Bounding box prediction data
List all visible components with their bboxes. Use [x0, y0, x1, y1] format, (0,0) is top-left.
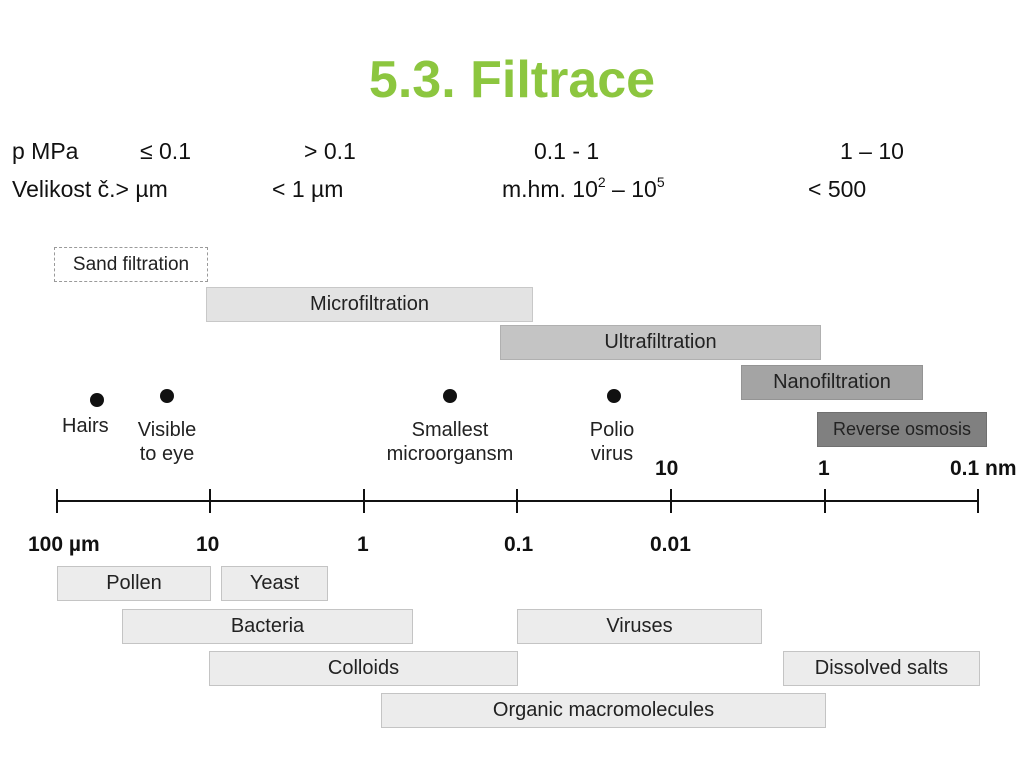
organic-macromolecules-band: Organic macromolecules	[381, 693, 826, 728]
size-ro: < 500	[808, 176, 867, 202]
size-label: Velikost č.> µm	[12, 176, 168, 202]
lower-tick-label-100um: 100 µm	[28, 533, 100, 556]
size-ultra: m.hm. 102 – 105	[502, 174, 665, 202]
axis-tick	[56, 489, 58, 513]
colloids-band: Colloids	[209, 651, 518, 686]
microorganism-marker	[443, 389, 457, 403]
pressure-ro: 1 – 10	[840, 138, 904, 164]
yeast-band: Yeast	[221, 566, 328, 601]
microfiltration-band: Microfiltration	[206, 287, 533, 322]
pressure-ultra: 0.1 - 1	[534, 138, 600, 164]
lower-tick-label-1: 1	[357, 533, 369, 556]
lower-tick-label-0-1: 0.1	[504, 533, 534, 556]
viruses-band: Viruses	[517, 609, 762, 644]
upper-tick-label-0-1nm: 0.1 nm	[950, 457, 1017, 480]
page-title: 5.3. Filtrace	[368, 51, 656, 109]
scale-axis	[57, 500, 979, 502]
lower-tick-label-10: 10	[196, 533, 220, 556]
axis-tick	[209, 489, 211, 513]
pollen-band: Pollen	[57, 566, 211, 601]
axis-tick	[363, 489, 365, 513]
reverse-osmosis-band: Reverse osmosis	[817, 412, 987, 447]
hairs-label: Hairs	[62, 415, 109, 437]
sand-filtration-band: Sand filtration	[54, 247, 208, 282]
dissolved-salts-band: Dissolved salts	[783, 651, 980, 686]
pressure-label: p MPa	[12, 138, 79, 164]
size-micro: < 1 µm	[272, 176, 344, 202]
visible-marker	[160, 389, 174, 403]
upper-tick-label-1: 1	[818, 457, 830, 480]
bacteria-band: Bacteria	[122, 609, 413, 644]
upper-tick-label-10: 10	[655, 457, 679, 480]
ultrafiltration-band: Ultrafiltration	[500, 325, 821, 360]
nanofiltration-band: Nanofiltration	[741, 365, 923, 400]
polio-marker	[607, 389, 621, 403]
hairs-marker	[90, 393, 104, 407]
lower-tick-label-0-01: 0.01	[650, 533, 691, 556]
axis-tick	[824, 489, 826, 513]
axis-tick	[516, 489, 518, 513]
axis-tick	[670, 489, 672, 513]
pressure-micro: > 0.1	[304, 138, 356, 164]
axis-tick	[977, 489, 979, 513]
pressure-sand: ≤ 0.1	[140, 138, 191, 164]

...

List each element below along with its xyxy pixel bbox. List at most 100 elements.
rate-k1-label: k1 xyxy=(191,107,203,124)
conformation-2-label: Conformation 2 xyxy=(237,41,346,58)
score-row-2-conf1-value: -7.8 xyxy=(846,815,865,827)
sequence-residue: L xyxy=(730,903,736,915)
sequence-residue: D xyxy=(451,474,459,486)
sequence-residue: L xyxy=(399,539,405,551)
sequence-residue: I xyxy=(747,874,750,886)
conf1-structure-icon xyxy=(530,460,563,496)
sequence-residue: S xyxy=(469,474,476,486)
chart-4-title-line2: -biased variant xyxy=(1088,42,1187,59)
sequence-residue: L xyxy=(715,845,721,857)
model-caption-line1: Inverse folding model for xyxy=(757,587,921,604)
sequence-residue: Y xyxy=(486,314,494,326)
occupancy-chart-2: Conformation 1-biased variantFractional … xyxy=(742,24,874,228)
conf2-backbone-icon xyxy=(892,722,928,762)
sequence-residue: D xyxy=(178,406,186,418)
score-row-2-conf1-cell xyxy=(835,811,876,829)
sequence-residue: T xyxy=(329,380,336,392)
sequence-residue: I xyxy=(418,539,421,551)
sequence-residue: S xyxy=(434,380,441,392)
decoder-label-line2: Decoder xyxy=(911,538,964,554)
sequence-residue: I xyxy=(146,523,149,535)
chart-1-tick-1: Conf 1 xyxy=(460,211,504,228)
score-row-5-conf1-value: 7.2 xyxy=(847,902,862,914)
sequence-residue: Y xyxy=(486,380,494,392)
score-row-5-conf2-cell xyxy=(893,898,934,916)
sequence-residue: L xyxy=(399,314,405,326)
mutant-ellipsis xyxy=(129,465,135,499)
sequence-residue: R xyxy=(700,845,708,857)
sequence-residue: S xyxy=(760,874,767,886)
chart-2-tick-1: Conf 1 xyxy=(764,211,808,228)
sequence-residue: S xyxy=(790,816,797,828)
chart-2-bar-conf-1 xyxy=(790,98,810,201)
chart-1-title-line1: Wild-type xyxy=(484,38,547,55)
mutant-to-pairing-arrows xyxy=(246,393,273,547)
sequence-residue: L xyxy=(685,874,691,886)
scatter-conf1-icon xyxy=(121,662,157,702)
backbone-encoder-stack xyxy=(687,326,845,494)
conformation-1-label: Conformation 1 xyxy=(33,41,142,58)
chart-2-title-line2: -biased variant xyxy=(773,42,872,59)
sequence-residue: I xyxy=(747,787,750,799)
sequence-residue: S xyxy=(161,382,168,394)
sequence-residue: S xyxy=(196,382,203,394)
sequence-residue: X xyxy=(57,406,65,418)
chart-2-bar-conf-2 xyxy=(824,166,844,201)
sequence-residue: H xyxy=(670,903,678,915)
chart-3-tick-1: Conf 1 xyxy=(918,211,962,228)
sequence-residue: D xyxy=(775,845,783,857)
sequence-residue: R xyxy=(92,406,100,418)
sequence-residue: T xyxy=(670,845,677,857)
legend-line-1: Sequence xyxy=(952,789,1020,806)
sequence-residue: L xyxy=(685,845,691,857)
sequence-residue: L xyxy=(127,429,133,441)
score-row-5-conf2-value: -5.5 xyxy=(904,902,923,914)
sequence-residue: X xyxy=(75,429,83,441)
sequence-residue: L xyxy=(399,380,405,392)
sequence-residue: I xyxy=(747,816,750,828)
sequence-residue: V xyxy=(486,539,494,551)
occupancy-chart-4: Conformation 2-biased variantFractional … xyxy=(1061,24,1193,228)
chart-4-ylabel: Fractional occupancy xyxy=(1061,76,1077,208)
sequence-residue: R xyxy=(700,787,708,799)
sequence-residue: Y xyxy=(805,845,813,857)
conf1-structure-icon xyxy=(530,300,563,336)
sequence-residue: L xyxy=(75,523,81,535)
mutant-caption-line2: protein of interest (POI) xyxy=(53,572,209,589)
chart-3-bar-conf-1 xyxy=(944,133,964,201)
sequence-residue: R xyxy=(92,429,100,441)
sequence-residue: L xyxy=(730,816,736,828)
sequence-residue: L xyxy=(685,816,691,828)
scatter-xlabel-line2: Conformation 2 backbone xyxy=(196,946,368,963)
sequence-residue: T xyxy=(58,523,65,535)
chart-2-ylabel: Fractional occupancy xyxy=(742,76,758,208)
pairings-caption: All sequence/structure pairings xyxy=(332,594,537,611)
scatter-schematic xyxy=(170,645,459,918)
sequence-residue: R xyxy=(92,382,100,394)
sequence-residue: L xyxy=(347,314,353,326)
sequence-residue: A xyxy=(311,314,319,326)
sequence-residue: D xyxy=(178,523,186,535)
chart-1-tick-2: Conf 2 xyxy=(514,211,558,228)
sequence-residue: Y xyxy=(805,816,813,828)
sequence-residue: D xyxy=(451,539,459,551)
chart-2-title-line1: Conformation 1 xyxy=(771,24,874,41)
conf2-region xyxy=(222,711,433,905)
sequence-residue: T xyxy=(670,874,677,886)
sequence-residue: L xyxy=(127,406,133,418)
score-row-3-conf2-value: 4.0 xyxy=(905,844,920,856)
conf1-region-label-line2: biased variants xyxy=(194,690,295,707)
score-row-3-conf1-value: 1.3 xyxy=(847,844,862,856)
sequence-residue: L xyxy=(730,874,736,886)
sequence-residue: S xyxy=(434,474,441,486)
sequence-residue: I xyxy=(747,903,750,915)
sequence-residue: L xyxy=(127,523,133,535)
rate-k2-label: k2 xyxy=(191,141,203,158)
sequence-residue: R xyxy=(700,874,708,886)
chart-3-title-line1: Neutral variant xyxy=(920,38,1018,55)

*Work task*. Which lines of the data contain the string "value"? Copy each of them.

*The completed task*.
score-row-2-conf1-value: -7.8 xyxy=(846,815,865,827)
score-row-5-conf1-value: 7.2 xyxy=(847,902,862,914)
score-row-5-conf2-value: -5.5 xyxy=(904,902,923,914)
score-row-3-conf2-value: 4.0 xyxy=(905,844,920,856)
score-row-3-conf1-value: 1.3 xyxy=(847,844,862,856)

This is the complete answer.